━━ TASK INPUT ━━
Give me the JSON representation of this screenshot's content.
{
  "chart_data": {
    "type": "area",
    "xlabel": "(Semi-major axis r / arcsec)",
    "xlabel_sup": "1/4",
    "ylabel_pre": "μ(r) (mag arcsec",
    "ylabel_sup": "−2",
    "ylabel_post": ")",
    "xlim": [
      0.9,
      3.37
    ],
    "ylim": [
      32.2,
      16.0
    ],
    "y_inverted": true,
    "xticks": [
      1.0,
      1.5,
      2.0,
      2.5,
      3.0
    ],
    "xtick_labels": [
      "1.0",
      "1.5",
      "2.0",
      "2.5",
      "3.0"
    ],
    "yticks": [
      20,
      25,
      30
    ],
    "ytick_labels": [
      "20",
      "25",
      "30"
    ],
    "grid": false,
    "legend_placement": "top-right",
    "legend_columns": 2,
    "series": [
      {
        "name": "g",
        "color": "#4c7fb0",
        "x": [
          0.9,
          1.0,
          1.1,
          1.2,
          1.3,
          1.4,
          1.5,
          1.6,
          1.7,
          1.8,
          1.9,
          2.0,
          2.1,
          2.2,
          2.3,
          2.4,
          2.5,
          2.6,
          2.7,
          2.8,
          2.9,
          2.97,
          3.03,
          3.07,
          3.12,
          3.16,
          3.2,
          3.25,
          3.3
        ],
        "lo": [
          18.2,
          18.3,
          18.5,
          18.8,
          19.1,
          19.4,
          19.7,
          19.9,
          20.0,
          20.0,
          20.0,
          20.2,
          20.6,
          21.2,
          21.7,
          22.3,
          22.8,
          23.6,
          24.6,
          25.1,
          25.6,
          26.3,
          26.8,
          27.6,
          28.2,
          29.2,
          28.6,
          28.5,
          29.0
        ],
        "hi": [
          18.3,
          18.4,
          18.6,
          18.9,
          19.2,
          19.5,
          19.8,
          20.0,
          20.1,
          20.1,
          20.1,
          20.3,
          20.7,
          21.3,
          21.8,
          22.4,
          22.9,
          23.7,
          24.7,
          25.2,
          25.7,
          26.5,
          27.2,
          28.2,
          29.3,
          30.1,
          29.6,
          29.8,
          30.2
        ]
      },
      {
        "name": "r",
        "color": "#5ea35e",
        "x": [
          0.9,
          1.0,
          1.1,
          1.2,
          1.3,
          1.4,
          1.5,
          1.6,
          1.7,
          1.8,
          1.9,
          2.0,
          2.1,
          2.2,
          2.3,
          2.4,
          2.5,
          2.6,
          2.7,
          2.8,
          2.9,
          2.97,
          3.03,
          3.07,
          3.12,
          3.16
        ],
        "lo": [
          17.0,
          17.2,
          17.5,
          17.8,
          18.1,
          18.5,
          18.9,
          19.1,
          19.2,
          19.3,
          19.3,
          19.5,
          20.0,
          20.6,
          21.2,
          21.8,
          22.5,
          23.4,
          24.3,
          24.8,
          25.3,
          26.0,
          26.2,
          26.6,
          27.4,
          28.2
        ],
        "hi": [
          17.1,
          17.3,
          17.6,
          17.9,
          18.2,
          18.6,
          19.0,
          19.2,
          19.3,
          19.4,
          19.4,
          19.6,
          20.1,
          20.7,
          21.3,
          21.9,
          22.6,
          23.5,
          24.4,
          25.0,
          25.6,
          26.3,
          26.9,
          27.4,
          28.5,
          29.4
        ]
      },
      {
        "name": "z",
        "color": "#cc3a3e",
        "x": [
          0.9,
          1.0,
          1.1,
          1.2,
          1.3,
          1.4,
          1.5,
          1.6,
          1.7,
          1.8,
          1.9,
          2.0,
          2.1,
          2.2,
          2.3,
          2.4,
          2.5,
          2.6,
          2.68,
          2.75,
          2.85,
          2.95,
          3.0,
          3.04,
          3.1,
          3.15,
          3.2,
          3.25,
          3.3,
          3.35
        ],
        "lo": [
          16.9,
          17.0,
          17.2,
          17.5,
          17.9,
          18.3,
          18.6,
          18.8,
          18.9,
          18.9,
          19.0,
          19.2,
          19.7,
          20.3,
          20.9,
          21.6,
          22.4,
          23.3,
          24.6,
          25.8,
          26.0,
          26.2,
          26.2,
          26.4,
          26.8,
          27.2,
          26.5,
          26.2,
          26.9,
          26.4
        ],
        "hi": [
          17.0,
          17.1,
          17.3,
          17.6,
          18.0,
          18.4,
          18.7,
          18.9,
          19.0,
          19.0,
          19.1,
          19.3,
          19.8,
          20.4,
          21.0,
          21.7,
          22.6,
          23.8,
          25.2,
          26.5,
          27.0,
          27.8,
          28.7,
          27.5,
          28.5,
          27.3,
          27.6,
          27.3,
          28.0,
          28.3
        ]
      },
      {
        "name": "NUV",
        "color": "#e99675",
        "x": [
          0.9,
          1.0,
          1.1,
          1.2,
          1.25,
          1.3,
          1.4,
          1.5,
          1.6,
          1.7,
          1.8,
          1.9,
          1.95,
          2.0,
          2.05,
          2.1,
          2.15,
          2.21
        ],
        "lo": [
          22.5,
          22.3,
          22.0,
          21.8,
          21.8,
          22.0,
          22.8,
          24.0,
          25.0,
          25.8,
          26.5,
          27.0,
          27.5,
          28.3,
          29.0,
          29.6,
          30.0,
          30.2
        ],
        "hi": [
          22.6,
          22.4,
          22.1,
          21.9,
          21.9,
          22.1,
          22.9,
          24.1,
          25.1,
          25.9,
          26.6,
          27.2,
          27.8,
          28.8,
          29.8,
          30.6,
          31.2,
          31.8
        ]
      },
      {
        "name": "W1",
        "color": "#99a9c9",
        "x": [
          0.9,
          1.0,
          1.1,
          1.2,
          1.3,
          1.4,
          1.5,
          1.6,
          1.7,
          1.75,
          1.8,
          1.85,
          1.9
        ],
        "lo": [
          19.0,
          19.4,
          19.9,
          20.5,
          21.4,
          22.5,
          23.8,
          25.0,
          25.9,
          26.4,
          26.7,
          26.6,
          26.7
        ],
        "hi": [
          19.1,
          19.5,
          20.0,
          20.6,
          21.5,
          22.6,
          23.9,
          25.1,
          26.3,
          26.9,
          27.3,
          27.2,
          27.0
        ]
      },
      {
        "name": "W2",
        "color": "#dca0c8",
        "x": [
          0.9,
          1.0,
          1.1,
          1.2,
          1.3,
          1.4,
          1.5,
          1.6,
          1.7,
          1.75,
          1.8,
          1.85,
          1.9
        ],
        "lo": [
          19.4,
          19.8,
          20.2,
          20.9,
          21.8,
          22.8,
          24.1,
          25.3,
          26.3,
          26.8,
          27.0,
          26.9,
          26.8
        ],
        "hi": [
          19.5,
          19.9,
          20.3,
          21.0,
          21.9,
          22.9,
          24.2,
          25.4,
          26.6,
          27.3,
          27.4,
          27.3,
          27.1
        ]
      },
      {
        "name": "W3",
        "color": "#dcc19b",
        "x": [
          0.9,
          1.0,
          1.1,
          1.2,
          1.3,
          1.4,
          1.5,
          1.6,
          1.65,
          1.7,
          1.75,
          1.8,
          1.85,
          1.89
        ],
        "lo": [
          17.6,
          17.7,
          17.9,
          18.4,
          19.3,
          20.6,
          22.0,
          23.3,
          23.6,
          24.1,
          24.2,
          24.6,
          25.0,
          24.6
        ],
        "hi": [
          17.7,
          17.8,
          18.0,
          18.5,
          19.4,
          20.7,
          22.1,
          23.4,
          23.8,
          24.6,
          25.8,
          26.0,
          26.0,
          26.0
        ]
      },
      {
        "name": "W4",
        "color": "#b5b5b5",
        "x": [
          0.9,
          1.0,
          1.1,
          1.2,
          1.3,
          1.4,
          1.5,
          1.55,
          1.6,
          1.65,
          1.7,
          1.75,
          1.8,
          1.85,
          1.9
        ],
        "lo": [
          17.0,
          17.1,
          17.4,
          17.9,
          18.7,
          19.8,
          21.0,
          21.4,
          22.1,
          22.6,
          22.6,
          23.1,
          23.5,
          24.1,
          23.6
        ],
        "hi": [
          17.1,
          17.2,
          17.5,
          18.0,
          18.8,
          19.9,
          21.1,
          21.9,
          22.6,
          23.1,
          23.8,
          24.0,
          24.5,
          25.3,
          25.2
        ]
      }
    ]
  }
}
━━━
PROBLEM REQUIREMENTS -
Report how many lines hold the string "arcsec", giving the number and nothing else.

SOLUTION -
2